Write the listing out again, all of it, word for word.

═════ Task input ═════

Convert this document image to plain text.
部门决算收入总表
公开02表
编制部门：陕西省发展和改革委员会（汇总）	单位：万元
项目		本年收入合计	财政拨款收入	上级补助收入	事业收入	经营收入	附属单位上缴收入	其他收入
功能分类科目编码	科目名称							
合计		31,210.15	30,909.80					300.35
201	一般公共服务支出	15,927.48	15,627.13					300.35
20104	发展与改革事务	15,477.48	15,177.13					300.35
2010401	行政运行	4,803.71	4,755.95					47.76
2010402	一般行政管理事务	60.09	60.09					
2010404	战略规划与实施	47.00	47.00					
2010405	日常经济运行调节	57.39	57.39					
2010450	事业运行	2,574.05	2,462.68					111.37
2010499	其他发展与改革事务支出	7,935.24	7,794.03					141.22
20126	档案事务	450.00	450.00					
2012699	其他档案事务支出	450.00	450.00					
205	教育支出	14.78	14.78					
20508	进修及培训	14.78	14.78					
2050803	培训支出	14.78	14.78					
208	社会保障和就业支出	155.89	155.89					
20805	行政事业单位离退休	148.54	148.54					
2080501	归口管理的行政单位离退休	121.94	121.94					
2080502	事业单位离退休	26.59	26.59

═════

- Answer to the task -
Convert this document image to plain text.
部门决算收入总表
公开02表
编制部门：陕西省发展和改革委员会（汇总）	单位：万元
项目		本年收入合计	财政拨款收入	上级补助收入	事业收入	经营收入	附属单位上缴收入	其他收入
功能分类科目编码	科目名称							
合计		31,210.15	30,909.80					300.35
201	一般公共服务支出	15,927.48	15,627.13					300.35
20104	发展与改革事务	15,477.48	15,177.13					300.35
2010401	行政运行	4,803.71	4,755.95					47.76
2010402	一般行政管理事务	60.09	60.09					
2010404	战略规划与实施	47.00	47.00					
2010405	日常经济运行调节	57.39	57.39					
2010450	事业运行	2,574.05	2,462.68					111.37
2010499	其他发展与改革事务支出	7,935.24	7,794.03					141.22
20126	档案事务	450.00	450.00					
2012699	其他档案事务支出	450.00	450.00					
205	教育支出	14.78	14.78					
20508	进修及培训	14.78	14.78					
2050803	培训支出	14.78	14.78					
208	社会保障和就业支出	155.89	155.89					
20805	行政事业单位离退休	148.54	148.54					
2080501	归口管理的行政单位离退休	121.94	121.94					
2080502	事业单位离退休	26.59	26.59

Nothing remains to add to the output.